• REQUEST
Gather every line below where "placement" appears.

====

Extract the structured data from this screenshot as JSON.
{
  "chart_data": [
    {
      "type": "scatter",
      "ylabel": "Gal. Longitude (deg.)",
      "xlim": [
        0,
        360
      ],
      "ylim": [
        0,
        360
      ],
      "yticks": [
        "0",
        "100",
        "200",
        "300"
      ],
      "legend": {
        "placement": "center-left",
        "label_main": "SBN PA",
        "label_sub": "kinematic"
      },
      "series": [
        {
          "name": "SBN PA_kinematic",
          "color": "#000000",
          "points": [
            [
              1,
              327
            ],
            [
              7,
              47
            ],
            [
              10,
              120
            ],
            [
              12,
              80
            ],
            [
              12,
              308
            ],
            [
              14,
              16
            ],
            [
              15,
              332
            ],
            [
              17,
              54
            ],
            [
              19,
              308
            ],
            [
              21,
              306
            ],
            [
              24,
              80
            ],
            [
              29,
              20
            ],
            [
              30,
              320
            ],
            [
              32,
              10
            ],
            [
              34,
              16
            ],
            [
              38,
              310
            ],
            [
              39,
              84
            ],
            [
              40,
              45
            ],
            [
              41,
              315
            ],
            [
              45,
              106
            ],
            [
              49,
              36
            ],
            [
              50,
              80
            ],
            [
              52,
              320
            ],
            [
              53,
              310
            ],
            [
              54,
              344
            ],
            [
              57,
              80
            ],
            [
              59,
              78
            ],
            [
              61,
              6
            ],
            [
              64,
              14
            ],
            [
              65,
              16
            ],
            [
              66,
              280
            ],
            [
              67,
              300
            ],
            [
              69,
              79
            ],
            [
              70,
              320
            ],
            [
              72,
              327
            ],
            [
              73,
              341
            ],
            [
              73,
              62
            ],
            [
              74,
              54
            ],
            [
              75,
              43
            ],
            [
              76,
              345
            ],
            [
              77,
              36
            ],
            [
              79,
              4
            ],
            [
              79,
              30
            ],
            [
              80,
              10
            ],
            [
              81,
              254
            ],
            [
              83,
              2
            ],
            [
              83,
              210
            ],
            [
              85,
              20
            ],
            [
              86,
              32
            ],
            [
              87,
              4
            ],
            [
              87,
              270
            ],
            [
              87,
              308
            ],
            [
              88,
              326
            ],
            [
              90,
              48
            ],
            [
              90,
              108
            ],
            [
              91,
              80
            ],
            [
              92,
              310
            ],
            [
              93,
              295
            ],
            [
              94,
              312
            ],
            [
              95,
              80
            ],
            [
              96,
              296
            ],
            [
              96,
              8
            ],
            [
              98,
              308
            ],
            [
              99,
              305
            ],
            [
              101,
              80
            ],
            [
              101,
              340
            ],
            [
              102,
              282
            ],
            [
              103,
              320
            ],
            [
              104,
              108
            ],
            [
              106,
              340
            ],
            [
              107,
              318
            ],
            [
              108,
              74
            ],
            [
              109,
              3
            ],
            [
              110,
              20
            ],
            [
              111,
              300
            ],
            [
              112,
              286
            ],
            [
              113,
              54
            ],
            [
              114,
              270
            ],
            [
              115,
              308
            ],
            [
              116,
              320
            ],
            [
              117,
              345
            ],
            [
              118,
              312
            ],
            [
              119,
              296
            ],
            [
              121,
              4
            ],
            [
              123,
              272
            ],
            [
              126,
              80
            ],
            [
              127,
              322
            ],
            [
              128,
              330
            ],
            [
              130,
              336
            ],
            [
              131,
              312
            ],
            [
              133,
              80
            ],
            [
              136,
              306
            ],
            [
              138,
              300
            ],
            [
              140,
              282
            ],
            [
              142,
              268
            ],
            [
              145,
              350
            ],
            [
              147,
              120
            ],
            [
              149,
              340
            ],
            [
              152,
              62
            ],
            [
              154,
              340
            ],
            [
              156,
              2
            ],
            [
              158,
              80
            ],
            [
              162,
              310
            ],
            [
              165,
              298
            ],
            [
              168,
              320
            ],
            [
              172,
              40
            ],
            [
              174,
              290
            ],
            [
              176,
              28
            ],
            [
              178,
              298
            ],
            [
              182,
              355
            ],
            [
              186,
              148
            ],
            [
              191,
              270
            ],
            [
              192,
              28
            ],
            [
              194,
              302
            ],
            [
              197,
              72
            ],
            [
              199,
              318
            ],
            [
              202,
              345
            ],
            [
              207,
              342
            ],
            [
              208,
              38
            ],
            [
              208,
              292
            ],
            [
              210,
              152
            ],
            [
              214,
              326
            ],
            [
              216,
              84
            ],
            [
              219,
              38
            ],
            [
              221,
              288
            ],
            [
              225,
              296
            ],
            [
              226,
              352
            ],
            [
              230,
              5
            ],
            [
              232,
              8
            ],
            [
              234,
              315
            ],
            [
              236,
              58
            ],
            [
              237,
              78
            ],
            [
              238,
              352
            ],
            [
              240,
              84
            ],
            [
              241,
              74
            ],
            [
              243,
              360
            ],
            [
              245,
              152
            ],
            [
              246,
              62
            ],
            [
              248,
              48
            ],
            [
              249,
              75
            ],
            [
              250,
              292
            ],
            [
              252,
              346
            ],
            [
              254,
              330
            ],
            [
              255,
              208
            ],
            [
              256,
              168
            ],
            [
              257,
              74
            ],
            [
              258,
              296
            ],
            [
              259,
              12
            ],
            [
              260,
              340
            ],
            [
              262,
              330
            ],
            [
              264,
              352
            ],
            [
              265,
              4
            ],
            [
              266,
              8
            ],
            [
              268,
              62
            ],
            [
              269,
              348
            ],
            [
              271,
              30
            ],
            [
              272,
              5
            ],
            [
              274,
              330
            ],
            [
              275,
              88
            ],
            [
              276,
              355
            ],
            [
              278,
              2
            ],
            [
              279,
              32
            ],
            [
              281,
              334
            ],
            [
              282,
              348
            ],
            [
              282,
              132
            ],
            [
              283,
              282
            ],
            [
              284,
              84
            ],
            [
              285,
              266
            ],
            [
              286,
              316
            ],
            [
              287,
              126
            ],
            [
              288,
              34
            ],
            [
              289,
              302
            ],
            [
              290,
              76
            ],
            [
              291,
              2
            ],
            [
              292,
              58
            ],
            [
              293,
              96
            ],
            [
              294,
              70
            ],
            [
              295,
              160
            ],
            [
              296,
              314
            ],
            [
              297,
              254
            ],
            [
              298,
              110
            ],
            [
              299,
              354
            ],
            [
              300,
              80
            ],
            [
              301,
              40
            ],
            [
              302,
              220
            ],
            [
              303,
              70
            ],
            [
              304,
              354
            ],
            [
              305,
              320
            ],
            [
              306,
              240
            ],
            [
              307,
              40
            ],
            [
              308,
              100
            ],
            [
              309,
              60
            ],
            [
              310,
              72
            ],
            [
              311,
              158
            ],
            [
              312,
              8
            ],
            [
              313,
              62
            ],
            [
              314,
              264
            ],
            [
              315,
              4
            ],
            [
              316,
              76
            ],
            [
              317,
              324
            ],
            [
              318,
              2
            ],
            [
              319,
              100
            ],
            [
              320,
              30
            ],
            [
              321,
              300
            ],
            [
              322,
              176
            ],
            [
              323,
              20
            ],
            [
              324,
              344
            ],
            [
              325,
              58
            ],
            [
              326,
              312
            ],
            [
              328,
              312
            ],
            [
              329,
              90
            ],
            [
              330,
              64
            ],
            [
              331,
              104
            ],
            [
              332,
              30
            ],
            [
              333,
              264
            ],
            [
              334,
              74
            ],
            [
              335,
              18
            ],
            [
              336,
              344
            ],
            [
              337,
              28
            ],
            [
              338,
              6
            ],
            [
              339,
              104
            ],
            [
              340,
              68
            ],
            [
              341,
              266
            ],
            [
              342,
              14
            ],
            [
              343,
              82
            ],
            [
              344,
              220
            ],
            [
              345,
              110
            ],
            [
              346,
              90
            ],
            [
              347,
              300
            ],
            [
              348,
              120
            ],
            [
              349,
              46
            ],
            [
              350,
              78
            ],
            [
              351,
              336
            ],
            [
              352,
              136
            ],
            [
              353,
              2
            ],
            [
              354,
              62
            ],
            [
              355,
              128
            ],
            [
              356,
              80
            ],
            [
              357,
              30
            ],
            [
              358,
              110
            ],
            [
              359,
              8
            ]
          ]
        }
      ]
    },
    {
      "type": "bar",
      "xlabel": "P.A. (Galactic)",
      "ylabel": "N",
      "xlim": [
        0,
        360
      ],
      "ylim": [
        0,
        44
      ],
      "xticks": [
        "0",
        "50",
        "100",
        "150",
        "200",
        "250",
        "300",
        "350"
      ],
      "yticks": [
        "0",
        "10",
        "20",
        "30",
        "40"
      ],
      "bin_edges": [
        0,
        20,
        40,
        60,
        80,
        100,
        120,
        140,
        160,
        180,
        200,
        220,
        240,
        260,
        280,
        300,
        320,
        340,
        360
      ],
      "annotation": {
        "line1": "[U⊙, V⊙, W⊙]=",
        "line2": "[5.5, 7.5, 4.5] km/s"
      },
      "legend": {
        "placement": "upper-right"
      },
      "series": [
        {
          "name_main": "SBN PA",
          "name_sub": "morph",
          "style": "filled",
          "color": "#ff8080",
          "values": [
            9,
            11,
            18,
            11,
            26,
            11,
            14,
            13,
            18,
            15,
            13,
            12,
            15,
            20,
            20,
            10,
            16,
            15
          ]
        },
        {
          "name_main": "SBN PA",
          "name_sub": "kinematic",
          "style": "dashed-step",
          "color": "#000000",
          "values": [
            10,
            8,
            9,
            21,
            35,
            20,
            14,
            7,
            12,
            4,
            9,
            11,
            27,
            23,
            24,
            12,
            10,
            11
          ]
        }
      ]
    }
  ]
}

====

• TASK RESULT
        "placement": "center-left",
        "placement": "upper-right"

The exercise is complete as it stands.